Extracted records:

** Begin **

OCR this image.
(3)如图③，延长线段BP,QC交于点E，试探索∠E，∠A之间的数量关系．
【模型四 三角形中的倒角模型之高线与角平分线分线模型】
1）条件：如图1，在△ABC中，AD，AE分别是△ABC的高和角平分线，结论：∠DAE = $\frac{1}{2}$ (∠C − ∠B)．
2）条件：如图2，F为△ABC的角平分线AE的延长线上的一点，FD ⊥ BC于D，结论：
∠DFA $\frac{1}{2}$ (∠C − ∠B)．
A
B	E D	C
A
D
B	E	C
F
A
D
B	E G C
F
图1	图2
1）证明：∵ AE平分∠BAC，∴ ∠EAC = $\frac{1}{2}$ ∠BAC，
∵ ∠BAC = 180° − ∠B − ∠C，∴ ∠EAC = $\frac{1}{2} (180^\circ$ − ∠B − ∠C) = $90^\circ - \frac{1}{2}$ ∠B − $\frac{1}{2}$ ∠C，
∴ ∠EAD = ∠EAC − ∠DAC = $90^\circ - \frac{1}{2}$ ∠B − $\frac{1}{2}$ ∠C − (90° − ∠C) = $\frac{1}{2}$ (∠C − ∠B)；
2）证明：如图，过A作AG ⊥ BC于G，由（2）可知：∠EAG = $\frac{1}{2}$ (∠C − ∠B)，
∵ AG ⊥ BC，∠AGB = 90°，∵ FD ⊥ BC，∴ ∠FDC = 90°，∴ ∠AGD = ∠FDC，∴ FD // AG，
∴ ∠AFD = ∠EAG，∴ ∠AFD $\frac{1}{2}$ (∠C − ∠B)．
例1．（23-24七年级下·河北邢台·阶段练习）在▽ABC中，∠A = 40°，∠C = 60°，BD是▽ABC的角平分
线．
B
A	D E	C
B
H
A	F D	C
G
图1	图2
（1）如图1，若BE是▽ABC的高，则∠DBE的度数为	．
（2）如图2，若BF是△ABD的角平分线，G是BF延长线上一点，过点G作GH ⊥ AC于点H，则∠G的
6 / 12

** End **

Copy out the whole listing, exactly as written.

OCR this image.
(3)如图③，延长线段BP,QC交于点E，试探索∠E，∠A之间的数量关系．
【模型四 三角形中的倒角模型之高线与角平分线分线模型】
1）条件：如图1，在△ABC中，AD，AE分别是△ABC的高和角平分线，结论：∠DAE = $\frac{1}{2}$ (∠C − ∠B)．
2）条件：如图2，F为△ABC的角平分线AE的延长线上的一点，FD ⊥ BC于D，结论：
∠DFA $\frac{1}{2}$ (∠C − ∠B)．
A
B	E D	C
A
D
B	E	C
F
A
D
B	E G C
F
图1	图2
1）证明：∵ AE平分∠BAC，∴ ∠EAC = $\frac{1}{2}$ ∠BAC，
∵ ∠BAC = 180° − ∠B − ∠C，∴ ∠EAC = $\frac{1}{2} (180^\circ$ − ∠B − ∠C) = $90^\circ - \frac{1}{2}$ ∠B − $\frac{1}{2}$ ∠C，
∴ ∠EAD = ∠EAC − ∠DAC = $90^\circ - \frac{1}{2}$ ∠B − $\frac{1}{2}$ ∠C − (90° − ∠C) = $\frac{1}{2}$ (∠C − ∠B)；
2）证明：如图，过A作AG ⊥ BC于G，由（2）可知：∠EAG = $\frac{1}{2}$ (∠C − ∠B)，
∵ AG ⊥ BC，∠AGB = 90°，∵ FD ⊥ BC，∴ ∠FDC = 90°，∴ ∠AGD = ∠FDC，∴ FD // AG，
∴ ∠AFD = ∠EAG，∴ ∠AFD $\frac{1}{2}$ (∠C − ∠B)．
例1．（23-24七年级下·河北邢台·阶段练习）在▽ABC中，∠A = 40°，∠C = 60°，BD是▽ABC的角平分
线．
B
A	D E	C
B
H
A	F D	C
G
图1	图2
（1）如图1，若BE是▽ABC的高，则∠DBE的度数为	．
（2）如图2，若BF是△ABD的角平分线，G是BF延长线上一点，过点G作GH ⊥ AC于点H，则∠G的
6 / 12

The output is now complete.